Data in this exercise:

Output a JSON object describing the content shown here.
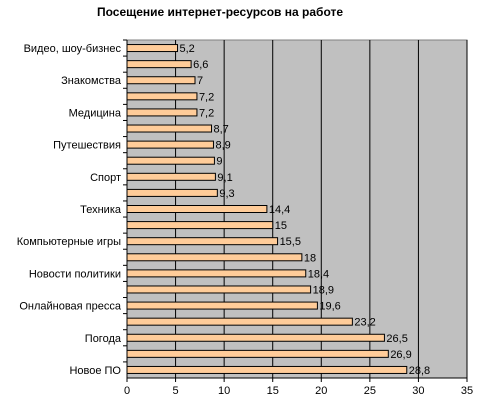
{
  "chart_data": {
    "type": "bar",
    "orientation": "horizontal",
    "title": "Посещение интернет-ресурсов на работе",
    "xlim": [
      0,
      35
    ],
    "x_ticks": [
      "0",
      "5",
      "10",
      "15",
      "20",
      "25",
      "30",
      "35"
    ],
    "grid": true,
    "legend": "none",
    "categories": [
      "Видео, шоу-бизнес",
      "",
      "Знакомства",
      "",
      "Медицина",
      "",
      "Путешествия",
      "",
      "Спорт",
      "",
      "Техника",
      "",
      "Компьютерные игры",
      "",
      "Новости политики",
      "",
      "Онлайновая пресса",
      "",
      "Погода",
      "",
      "Новое ПО"
    ],
    "values": [
      5.2,
      6.6,
      7,
      7.2,
      7.2,
      8.7,
      8.9,
      9,
      9.1,
      9.3,
      14.4,
      15,
      15.5,
      18,
      18.4,
      18.9,
      19.6,
      23.2,
      26.5,
      26.9,
      28.8
    ],
    "value_labels": [
      "5,2",
      "6,6",
      "7",
      "7,2",
      "7,2",
      "8,7",
      "8,9",
      "9",
      "9,1",
      "9,3",
      "14,4",
      "15",
      "15,5",
      "18",
      "18,4",
      "18,9",
      "19,6",
      "23,2",
      "26,5",
      "26,9",
      "28,8"
    ],
    "colors": {
      "bar_fill": "#FFCC99",
      "bar_stroke": "#000000",
      "plot_bg": "#C0C0C0",
      "grid": "#000000"
    }
  }
}
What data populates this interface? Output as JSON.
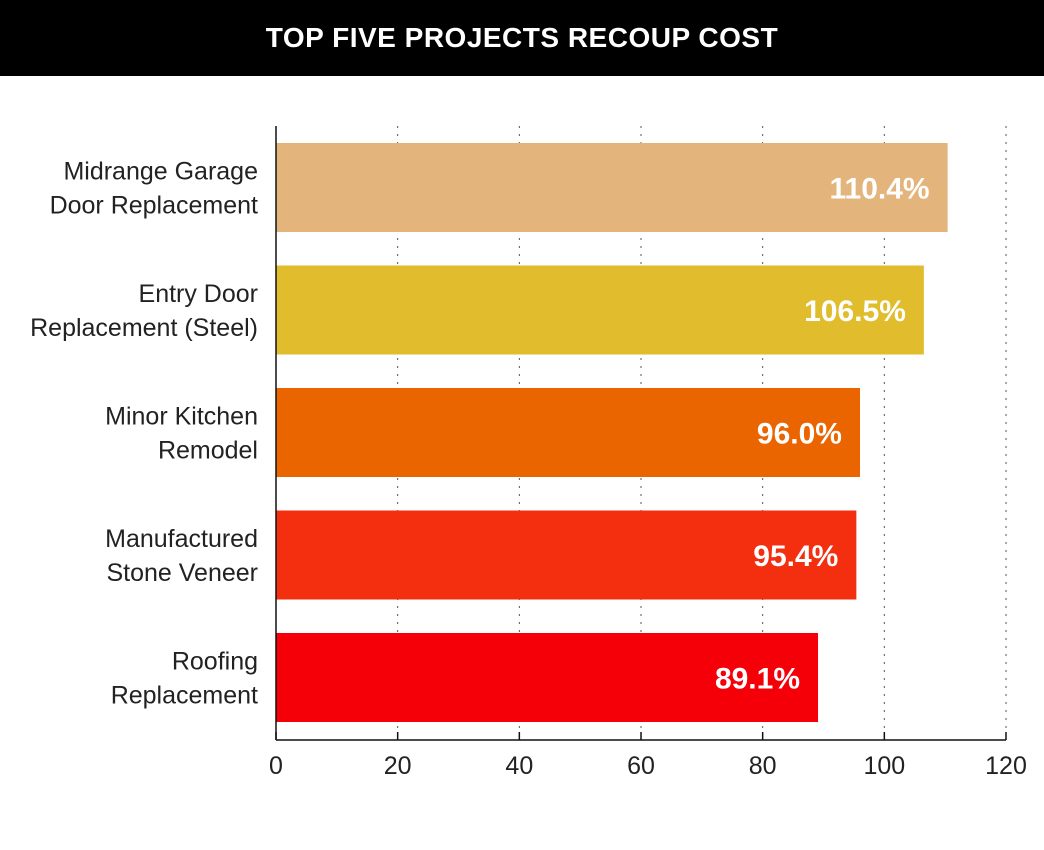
{
  "header": {
    "title": "TOP FIVE PROJECTS RECOUP COST"
  },
  "chart_data": {
    "type": "bar",
    "orientation": "horizontal",
    "title": "TOP FIVE PROJECTS RECOUP COST",
    "categories": [
      [
        "Midrange Garage",
        "Door Replacement"
      ],
      [
        "Entry Door",
        "Replacement (Steel)"
      ],
      [
        "Minor Kitchen",
        "Remodel"
      ],
      [
        "Manufactured",
        "Stone Veneer"
      ],
      [
        "Roofing",
        "Replacement"
      ]
    ],
    "values": [
      110.4,
      106.5,
      96.0,
      95.4,
      89.1
    ],
    "value_labels": [
      "110.4%",
      "106.5%",
      "96.0%",
      "95.4%",
      "89.1%"
    ],
    "colors": [
      "#E3B47C",
      "#E1BD2E",
      "#EA6400",
      "#F42F10",
      "#F50008"
    ],
    "xlim": [
      0,
      120
    ],
    "xticks": [
      0,
      20,
      40,
      60,
      80,
      100,
      120
    ],
    "xlabel": "",
    "ylabel": "",
    "grid": "vertical dotted"
  }
}
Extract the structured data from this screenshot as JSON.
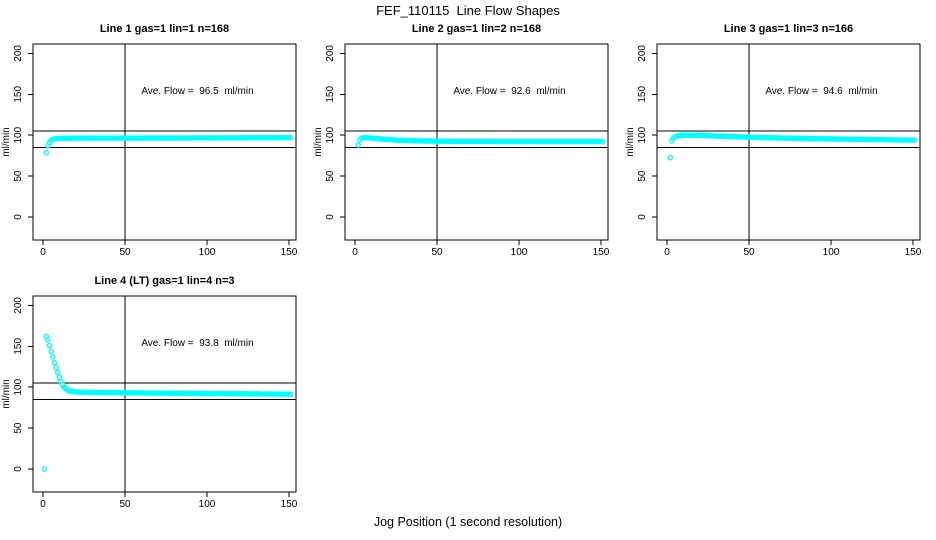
{
  "page": {
    "title": "FEF_110115  Line Flow Shapes",
    "xlabel": "Jog Position (1 second resolution)"
  },
  "colors": {
    "points": "#00FFFF",
    "axis": "#000000",
    "text": "#000000",
    "background": "#FFFFFF"
  },
  "chart_data": [
    {
      "type": "scatter",
      "title": "Line 1 gas=1 lin=1 n=168",
      "annotation": "Ave. Flow =  96.5  ml/min",
      "ave_flow_ml_min": 96.5,
      "n": 168,
      "ylabel": "ml/min",
      "x_ticks": [
        0,
        50,
        100,
        150
      ],
      "y_ticks": [
        0,
        50,
        100,
        150,
        200
      ],
      "xlim": [
        -6,
        154
      ],
      "ylim": [
        -28,
        213
      ],
      "vline_x": 50,
      "hlines_y": [
        85,
        105
      ],
      "marker": "open-circle",
      "x_step": 1,
      "series_knots": [
        [
          2,
          78.5
        ],
        [
          3,
          87
        ],
        [
          4,
          91
        ],
        [
          5,
          93.5
        ],
        [
          6,
          95
        ],
        [
          8,
          96
        ],
        [
          12,
          96.3
        ],
        [
          30,
          96.4
        ],
        [
          60,
          96.5
        ],
        [
          100,
          96.7
        ],
        [
          151,
          97
        ]
      ],
      "outlier_points": []
    },
    {
      "type": "scatter",
      "title": "Line 2 gas=1 lin=2 n=168",
      "annotation": "Ave. Flow =  92.6  ml/min",
      "ave_flow_ml_min": 92.6,
      "n": 168,
      "ylabel": "ml/min",
      "x_ticks": [
        0,
        50,
        100,
        150
      ],
      "y_ticks": [
        0,
        50,
        100,
        150,
        200
      ],
      "xlim": [
        -6,
        154
      ],
      "ylim": [
        -28,
        213
      ],
      "vline_x": 50,
      "hlines_y": [
        85,
        105
      ],
      "marker": "open-circle",
      "x_step": 1,
      "series_knots": [
        [
          2,
          88
        ],
        [
          3,
          94
        ],
        [
          4,
          96.5
        ],
        [
          5,
          97
        ],
        [
          8,
          96.8
        ],
        [
          15,
          95.5
        ],
        [
          25,
          94
        ],
        [
          40,
          93
        ],
        [
          60,
          92.5
        ],
        [
          100,
          92.3
        ],
        [
          151,
          92.3
        ]
      ],
      "outlier_points": []
    },
    {
      "type": "scatter",
      "title": "Line 3 gas=1 lin=3 n=166",
      "annotation": "Ave. Flow =  94.6  ml/min",
      "ave_flow_ml_min": 94.6,
      "n": 166,
      "ylabel": "ml/min",
      "x_ticks": [
        0,
        50,
        100,
        150
      ],
      "y_ticks": [
        0,
        50,
        100,
        150,
        200
      ],
      "xlim": [
        -6,
        154
      ],
      "ylim": [
        -28,
        213
      ],
      "vline_x": 50,
      "hlines_y": [
        85,
        105
      ],
      "marker": "open-circle",
      "x_step": 1,
      "series_knots": [
        [
          3,
          93
        ],
        [
          4,
          96.5
        ],
        [
          5,
          98
        ],
        [
          7,
          99.5
        ],
        [
          10,
          100
        ],
        [
          20,
          99.7
        ],
        [
          40,
          98.3
        ],
        [
          60,
          97
        ],
        [
          90,
          95.8
        ],
        [
          120,
          94.8
        ],
        [
          151,
          94
        ]
      ],
      "outlier_points": [
        [
          2,
          72.5
        ]
      ]
    },
    {
      "type": "scatter",
      "title": "Line 4 (LT) gas=1 lin=4 n=3",
      "annotation": "Ave. Flow =  93.8  ml/min",
      "ave_flow_ml_min": 93.8,
      "n": 3,
      "ylabel": "ml/min",
      "x_ticks": [
        0,
        50,
        100,
        150
      ],
      "y_ticks": [
        0,
        50,
        100,
        150,
        200
      ],
      "xlim": [
        -6,
        154
      ],
      "ylim": [
        -28,
        213
      ],
      "vline_x": 50,
      "hlines_y": [
        85,
        105
      ],
      "marker": "open-circle",
      "x_step": 1,
      "series_knots": [
        [
          2,
          162
        ],
        [
          3,
          158
        ],
        [
          4,
          151
        ],
        [
          5,
          144
        ],
        [
          6,
          137
        ],
        [
          7,
          130
        ],
        [
          8,
          124
        ],
        [
          9,
          118
        ],
        [
          10,
          112
        ],
        [
          11,
          107
        ],
        [
          12,
          103
        ],
        [
          13,
          100
        ],
        [
          14,
          98
        ],
        [
          15,
          96.5
        ],
        [
          17,
          95
        ],
        [
          20,
          94.2
        ],
        [
          30,
          93.6
        ],
        [
          50,
          93.2
        ],
        [
          80,
          92.6
        ],
        [
          120,
          92
        ],
        [
          151,
          91.4
        ]
      ],
      "outlier_points": [
        [
          1,
          0
        ]
      ]
    }
  ]
}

Problem requirements: Transcribe the full listing above exactly, with the images removed.

In response:
Output a JSON object describing the content shown here.
{
  "chart_data": {
    "type": "bar",
    "orientation": "horizontal",
    "title": "Посещение интернет-ресурсов на работе",
    "xlim": [
      0,
      35
    ],
    "x_ticks": [
      "0",
      "5",
      "10",
      "15",
      "20",
      "25",
      "30",
      "35"
    ],
    "grid": true,
    "legend": "none",
    "categories": [
      "Видео, шоу-бизнес",
      "",
      "Знакомства",
      "",
      "Медицина",
      "",
      "Путешествия",
      "",
      "Спорт",
      "",
      "Техника",
      "",
      "Компьютерные игры",
      "",
      "Новости политики",
      "",
      "Онлайновая пресса",
      "",
      "Погода",
      "",
      "Новое ПО"
    ],
    "values": [
      5.2,
      6.6,
      7,
      7.2,
      7.2,
      8.7,
      8.9,
      9,
      9.1,
      9.3,
      14.4,
      15,
      15.5,
      18,
      18.4,
      18.9,
      19.6,
      23.2,
      26.5,
      26.9,
      28.8
    ],
    "value_labels": [
      "5,2",
      "6,6",
      "7",
      "7,2",
      "7,2",
      "8,7",
      "8,9",
      "9",
      "9,1",
      "9,3",
      "14,4",
      "15",
      "15,5",
      "18",
      "18,4",
      "18,9",
      "19,6",
      "23,2",
      "26,5",
      "26,9",
      "28,8"
    ],
    "colors": {
      "bar_fill": "#FFCC99",
      "bar_stroke": "#000000",
      "plot_bg": "#C0C0C0",
      "grid": "#000000"
    }
  }
}
What data populates this interface? Output as JSON.
{
  "header": {
    "title": "TOP FIVE PROJECTS RECOUP COST"
  },
  "chart_data": {
    "type": "bar",
    "orientation": "horizontal",
    "title": "TOP FIVE PROJECTS RECOUP COST",
    "categories": [
      [
        "Midrange Garage",
        "Door Replacement"
      ],
      [
        "Entry Door",
        "Replacement (Steel)"
      ],
      [
        "Minor Kitchen",
        "Remodel"
      ],
      [
        "Manufactured",
        "Stone Veneer"
      ],
      [
        "Roofing",
        "Replacement"
      ]
    ],
    "values": [
      110.4,
      106.5,
      96.0,
      95.4,
      89.1
    ],
    "value_labels": [
      "110.4%",
      "106.5%",
      "96.0%",
      "95.4%",
      "89.1%"
    ],
    "colors": [
      "#E3B47C",
      "#E1BD2E",
      "#EA6400",
      "#F42F10",
      "#F50008"
    ],
    "xlim": [
      0,
      120
    ],
    "xticks": [
      0,
      20,
      40,
      60,
      80,
      100,
      120
    ],
    "xlabel": "",
    "ylabel": "",
    "grid": "vertical dotted"
  }
}
Extract the structured data from this screenshot as JSON.
{
  "page": {
    "title": "FEF_110115  Line Flow Shapes",
    "xlabel": "Jog Position (1 second resolution)"
  },
  "colors": {
    "points": "#00FFFF",
    "axis": "#000000",
    "text": "#000000",
    "background": "#FFFFFF"
  },
  "chart_data": [
    {
      "type": "scatter",
      "title": "Line 1 gas=1 lin=1 n=168",
      "annotation": "Ave. Flow =  96.5  ml/min",
      "ave_flow_ml_min": 96.5,
      "n": 168,
      "ylabel": "ml/min",
      "x_ticks": [
        0,
        50,
        100,
        150
      ],
      "y_ticks": [
        0,
        50,
        100,
        150,
        200
      ],
      "xlim": [
        -6,
        154
      ],
      "ylim": [
        -28,
        213
      ],
      "vline_x": 50,
      "hlines_y": [
        85,
        105
      ],
      "marker": "open-circle",
      "x_step": 1,
      "series_knots": [
        [
          2,
          78.5
        ],
        [
          3,
          87
        ],
        [
          4,
          91
        ],
        [
          5,
          93.5
        ],
        [
          6,
          95
        ],
        [
          8,
          96
        ],
        [
          12,
          96.3
        ],
        [
          30,
          96.4
        ],
        [
          60,
          96.5
        ],
        [
          100,
          96.7
        ],
        [
          151,
          97
        ]
      ],
      "outlier_points": []
    },
    {
      "type": "scatter",
      "title": "Line 2 gas=1 lin=2 n=168",
      "annotation": "Ave. Flow =  92.6  ml/min",
      "ave_flow_ml_min": 92.6,
      "n": 168,
      "ylabel": "ml/min",
      "x_ticks": [
        0,
        50,
        100,
        150
      ],
      "y_ticks": [
        0,
        50,
        100,
        150,
        200
      ],
      "xlim": [
        -6,
        154
      ],
      "ylim": [
        -28,
        213
      ],
      "vline_x": 50,
      "hlines_y": [
        85,
        105
      ],
      "marker": "open-circle",
      "x_step": 1,
      "series_knots": [
        [
          2,
          88
        ],
        [
          3,
          94
        ],
        [
          4,
          96.5
        ],
        [
          5,
          97
        ],
        [
          8,
          96.8
        ],
        [
          15,
          95.5
        ],
        [
          25,
          94
        ],
        [
          40,
          93
        ],
        [
          60,
          92.5
        ],
        [
          100,
          92.3
        ],
        [
          151,
          92.3
        ]
      ],
      "outlier_points": []
    },
    {
      "type": "scatter",
      "title": "Line 3 gas=1 lin=3 n=166",
      "annotation": "Ave. Flow =  94.6  ml/min",
      "ave_flow_ml_min": 94.6,
      "n": 166,
      "ylabel": "ml/min",
      "x_ticks": [
        0,
        50,
        100,
        150
      ],
      "y_ticks": [
        0,
        50,
        100,
        150,
        200
      ],
      "xlim": [
        -6,
        154
      ],
      "ylim": [
        -28,
        213
      ],
      "vline_x": 50,
      "hlines_y": [
        85,
        105
      ],
      "marker": "open-circle",
      "x_step": 1,
      "series_knots": [
        [
          3,
          93
        ],
        [
          4,
          96.5
        ],
        [
          5,
          98
        ],
        [
          7,
          99.5
        ],
        [
          10,
          100
        ],
        [
          20,
          99.7
        ],
        [
          40,
          98.3
        ],
        [
          60,
          97
        ],
        [
          90,
          95.8
        ],
        [
          120,
          94.8
        ],
        [
          151,
          94
        ]
      ],
      "outlier_points": [
        [
          2,
          72.5
        ]
      ]
    },
    {
      "type": "scatter",
      "title": "Line 4 (LT) gas=1 lin=4 n=3",
      "annotation": "Ave. Flow =  93.8  ml/min",
      "ave_flow_ml_min": 93.8,
      "n": 3,
      "ylabel": "ml/min",
      "x_ticks": [
        0,
        50,
        100,
        150
      ],
      "y_ticks": [
        0,
        50,
        100,
        150,
        200
      ],
      "xlim": [
        -6,
        154
      ],
      "ylim": [
        -28,
        213
      ],
      "vline_x": 50,
      "hlines_y": [
        85,
        105
      ],
      "marker": "open-circle",
      "x_step": 1,
      "series_knots": [
        [
          2,
          162
        ],
        [
          3,
          158
        ],
        [
          4,
          151
        ],
        [
          5,
          144
        ],
        [
          6,
          137
        ],
        [
          7,
          130
        ],
        [
          8,
          124
        ],
        [
          9,
          118
        ],
        [
          10,
          112
        ],
        [
          11,
          107
        ],
        [
          12,
          103
        ],
        [
          13,
          100
        ],
        [
          14,
          98
        ],
        [
          15,
          96.5
        ],
        [
          17,
          95
        ],
        [
          20,
          94.2
        ],
        [
          30,
          93.6
        ],
        [
          50,
          93.2
        ],
        [
          80,
          92.6
        ],
        [
          120,
          92
        ],
        [
          151,
          91.4
        ]
      ],
      "outlier_points": [
        [
          1,
          0
        ]
      ]
    }
  ]
}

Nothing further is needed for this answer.